- _Do this_
For this exercise, repeat all of the material verbatim apart from its images.

- _Records for the task_
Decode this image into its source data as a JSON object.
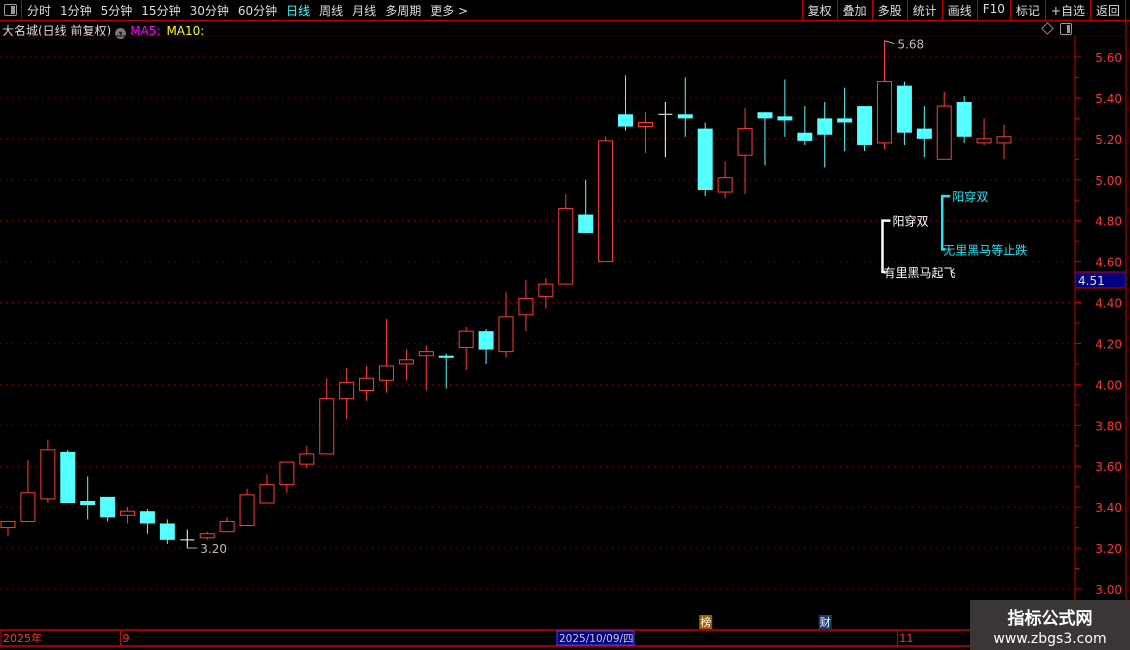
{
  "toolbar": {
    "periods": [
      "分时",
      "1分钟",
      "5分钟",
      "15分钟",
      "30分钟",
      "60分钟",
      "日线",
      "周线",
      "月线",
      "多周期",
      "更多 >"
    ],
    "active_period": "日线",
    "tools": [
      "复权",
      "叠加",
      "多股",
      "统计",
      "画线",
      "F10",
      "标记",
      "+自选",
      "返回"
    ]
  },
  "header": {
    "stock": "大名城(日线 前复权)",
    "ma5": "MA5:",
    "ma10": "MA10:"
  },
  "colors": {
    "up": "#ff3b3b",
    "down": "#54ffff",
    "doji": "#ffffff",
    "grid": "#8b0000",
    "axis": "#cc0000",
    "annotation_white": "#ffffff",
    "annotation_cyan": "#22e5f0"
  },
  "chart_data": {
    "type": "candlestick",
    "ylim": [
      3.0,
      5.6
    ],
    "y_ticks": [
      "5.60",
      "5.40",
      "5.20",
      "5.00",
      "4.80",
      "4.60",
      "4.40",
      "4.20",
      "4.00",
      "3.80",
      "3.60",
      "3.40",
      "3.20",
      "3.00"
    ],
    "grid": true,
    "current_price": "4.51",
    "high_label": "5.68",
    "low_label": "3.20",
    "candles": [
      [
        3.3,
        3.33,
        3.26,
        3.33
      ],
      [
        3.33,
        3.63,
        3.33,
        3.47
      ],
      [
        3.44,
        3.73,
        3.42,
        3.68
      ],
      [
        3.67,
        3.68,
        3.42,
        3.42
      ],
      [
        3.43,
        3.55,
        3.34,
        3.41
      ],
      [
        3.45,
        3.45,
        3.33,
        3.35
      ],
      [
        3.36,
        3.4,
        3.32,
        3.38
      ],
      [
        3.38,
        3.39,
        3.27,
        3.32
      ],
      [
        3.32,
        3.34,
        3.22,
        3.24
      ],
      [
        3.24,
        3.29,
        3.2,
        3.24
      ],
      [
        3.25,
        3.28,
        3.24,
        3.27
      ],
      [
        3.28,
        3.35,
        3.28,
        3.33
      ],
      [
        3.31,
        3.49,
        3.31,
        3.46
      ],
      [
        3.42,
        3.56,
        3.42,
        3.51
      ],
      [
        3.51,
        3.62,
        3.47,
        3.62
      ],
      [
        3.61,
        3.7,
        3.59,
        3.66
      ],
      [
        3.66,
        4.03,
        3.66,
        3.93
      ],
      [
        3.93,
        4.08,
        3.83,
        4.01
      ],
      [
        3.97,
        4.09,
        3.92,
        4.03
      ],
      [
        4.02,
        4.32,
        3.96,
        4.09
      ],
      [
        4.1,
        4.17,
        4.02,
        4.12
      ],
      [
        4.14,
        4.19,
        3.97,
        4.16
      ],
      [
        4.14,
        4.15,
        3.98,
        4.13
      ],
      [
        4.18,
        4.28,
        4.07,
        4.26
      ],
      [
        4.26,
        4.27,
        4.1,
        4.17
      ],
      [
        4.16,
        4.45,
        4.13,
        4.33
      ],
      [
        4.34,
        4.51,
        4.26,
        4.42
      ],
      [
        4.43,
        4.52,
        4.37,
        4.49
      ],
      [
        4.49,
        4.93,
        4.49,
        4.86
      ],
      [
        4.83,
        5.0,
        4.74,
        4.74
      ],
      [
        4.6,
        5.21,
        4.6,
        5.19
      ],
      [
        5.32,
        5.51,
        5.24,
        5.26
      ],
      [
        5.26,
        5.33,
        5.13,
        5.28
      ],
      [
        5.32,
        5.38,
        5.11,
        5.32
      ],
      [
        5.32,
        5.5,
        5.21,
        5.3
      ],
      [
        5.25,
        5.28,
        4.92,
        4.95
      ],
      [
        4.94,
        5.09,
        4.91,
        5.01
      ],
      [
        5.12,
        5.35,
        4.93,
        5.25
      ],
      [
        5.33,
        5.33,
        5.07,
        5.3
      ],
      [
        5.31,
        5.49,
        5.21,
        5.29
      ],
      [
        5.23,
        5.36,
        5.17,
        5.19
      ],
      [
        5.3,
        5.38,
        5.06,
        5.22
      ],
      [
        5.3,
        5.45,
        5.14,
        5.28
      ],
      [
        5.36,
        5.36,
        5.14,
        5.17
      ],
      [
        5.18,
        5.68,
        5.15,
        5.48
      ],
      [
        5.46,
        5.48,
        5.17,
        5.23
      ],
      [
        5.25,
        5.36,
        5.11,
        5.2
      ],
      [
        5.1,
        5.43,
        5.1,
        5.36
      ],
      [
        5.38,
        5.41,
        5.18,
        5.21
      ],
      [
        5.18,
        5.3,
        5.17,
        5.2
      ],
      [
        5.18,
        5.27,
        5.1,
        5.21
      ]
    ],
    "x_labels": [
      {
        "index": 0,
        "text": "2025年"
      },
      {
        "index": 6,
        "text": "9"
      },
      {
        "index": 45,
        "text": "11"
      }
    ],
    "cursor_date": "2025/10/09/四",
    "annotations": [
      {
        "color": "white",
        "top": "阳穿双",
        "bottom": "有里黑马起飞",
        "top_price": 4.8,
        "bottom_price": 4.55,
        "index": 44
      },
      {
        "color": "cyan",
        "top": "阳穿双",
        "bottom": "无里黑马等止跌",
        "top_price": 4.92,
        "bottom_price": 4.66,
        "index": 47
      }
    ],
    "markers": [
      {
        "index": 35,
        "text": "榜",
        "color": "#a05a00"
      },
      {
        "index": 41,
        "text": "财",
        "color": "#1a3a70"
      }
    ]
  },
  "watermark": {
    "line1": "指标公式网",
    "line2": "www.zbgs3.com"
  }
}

- _Answer below_
Decode this image into its source data as a JSON object.
{
  "toolbar": {
    "periods": [
      "分时",
      "1分钟",
      "5分钟",
      "15分钟",
      "30分钟",
      "60分钟",
      "日线",
      "周线",
      "月线",
      "多周期",
      "更多 >"
    ],
    "active_period": "日线",
    "tools": [
      "复权",
      "叠加",
      "多股",
      "统计",
      "画线",
      "F10",
      "标记",
      "+自选",
      "返回"
    ]
  },
  "header": {
    "stock": "大名城(日线 前复权)",
    "ma5": "MA5:",
    "ma10": "MA10:"
  },
  "colors": {
    "up": "#ff3b3b",
    "down": "#54ffff",
    "doji": "#ffffff",
    "grid": "#8b0000",
    "axis": "#cc0000",
    "annotation_white": "#ffffff",
    "annotation_cyan": "#22e5f0"
  },
  "chart_data": {
    "type": "candlestick",
    "ylim": [
      3.0,
      5.6
    ],
    "y_ticks": [
      "5.60",
      "5.40",
      "5.20",
      "5.00",
      "4.80",
      "4.60",
      "4.40",
      "4.20",
      "4.00",
      "3.80",
      "3.60",
      "3.40",
      "3.20",
      "3.00"
    ],
    "grid": true,
    "current_price": "4.51",
    "high_label": "5.68",
    "low_label": "3.20",
    "candles": [
      [
        3.3,
        3.33,
        3.26,
        3.33
      ],
      [
        3.33,
        3.63,
        3.33,
        3.47
      ],
      [
        3.44,
        3.73,
        3.42,
        3.68
      ],
      [
        3.67,
        3.68,
        3.42,
        3.42
      ],
      [
        3.43,
        3.55,
        3.34,
        3.41
      ],
      [
        3.45,
        3.45,
        3.33,
        3.35
      ],
      [
        3.36,
        3.4,
        3.32,
        3.38
      ],
      [
        3.38,
        3.39,
        3.27,
        3.32
      ],
      [
        3.32,
        3.34,
        3.22,
        3.24
      ],
      [
        3.24,
        3.29,
        3.2,
        3.24
      ],
      [
        3.25,
        3.28,
        3.24,
        3.27
      ],
      [
        3.28,
        3.35,
        3.28,
        3.33
      ],
      [
        3.31,
        3.49,
        3.31,
        3.46
      ],
      [
        3.42,
        3.56,
        3.42,
        3.51
      ],
      [
        3.51,
        3.62,
        3.47,
        3.62
      ],
      [
        3.61,
        3.7,
        3.59,
        3.66
      ],
      [
        3.66,
        4.03,
        3.66,
        3.93
      ],
      [
        3.93,
        4.08,
        3.83,
        4.01
      ],
      [
        3.97,
        4.09,
        3.92,
        4.03
      ],
      [
        4.02,
        4.32,
        3.96,
        4.09
      ],
      [
        4.1,
        4.17,
        4.02,
        4.12
      ],
      [
        4.14,
        4.19,
        3.97,
        4.16
      ],
      [
        4.14,
        4.15,
        3.98,
        4.13
      ],
      [
        4.18,
        4.28,
        4.07,
        4.26
      ],
      [
        4.26,
        4.27,
        4.1,
        4.17
      ],
      [
        4.16,
        4.45,
        4.13,
        4.33
      ],
      [
        4.34,
        4.51,
        4.26,
        4.42
      ],
      [
        4.43,
        4.52,
        4.37,
        4.49
      ],
      [
        4.49,
        4.93,
        4.49,
        4.86
      ],
      [
        4.83,
        5.0,
        4.74,
        4.74
      ],
      [
        4.6,
        5.21,
        4.6,
        5.19
      ],
      [
        5.32,
        5.51,
        5.24,
        5.26
      ],
      [
        5.26,
        5.33,
        5.13,
        5.28
      ],
      [
        5.32,
        5.38,
        5.11,
        5.32
      ],
      [
        5.32,
        5.5,
        5.21,
        5.3
      ],
      [
        5.25,
        5.28,
        4.92,
        4.95
      ],
      [
        4.94,
        5.09,
        4.91,
        5.01
      ],
      [
        5.12,
        5.35,
        4.93,
        5.25
      ],
      [
        5.33,
        5.33,
        5.07,
        5.3
      ],
      [
        5.31,
        5.49,
        5.21,
        5.29
      ],
      [
        5.23,
        5.36,
        5.17,
        5.19
      ],
      [
        5.3,
        5.38,
        5.06,
        5.22
      ],
      [
        5.3,
        5.45,
        5.14,
        5.28
      ],
      [
        5.36,
        5.36,
        5.14,
        5.17
      ],
      [
        5.18,
        5.68,
        5.15,
        5.48
      ],
      [
        5.46,
        5.48,
        5.17,
        5.23
      ],
      [
        5.25,
        5.36,
        5.11,
        5.2
      ],
      [
        5.1,
        5.43,
        5.1,
        5.36
      ],
      [
        5.38,
        5.41,
        5.18,
        5.21
      ],
      [
        5.18,
        5.3,
        5.17,
        5.2
      ],
      [
        5.18,
        5.27,
        5.1,
        5.21
      ]
    ],
    "x_labels": [
      {
        "index": 0,
        "text": "2025年"
      },
      {
        "index": 6,
        "text": "9"
      },
      {
        "index": 45,
        "text": "11"
      }
    ],
    "cursor_date": "2025/10/09/四",
    "annotations": [
      {
        "color": "white",
        "top": "阳穿双",
        "bottom": "有里黑马起飞",
        "top_price": 4.8,
        "bottom_price": 4.55,
        "index": 44
      },
      {
        "color": "cyan",
        "top": "阳穿双",
        "bottom": "无里黑马等止跌",
        "top_price": 4.92,
        "bottom_price": 4.66,
        "index": 47
      }
    ],
    "markers": [
      {
        "index": 35,
        "text": "榜",
        "color": "#a05a00"
      },
      {
        "index": 41,
        "text": "财",
        "color": "#1a3a70"
      }
    ]
  },
  "watermark": {
    "line1": "指标公式网",
    "line2": "www.zbgs3.com"
  }
}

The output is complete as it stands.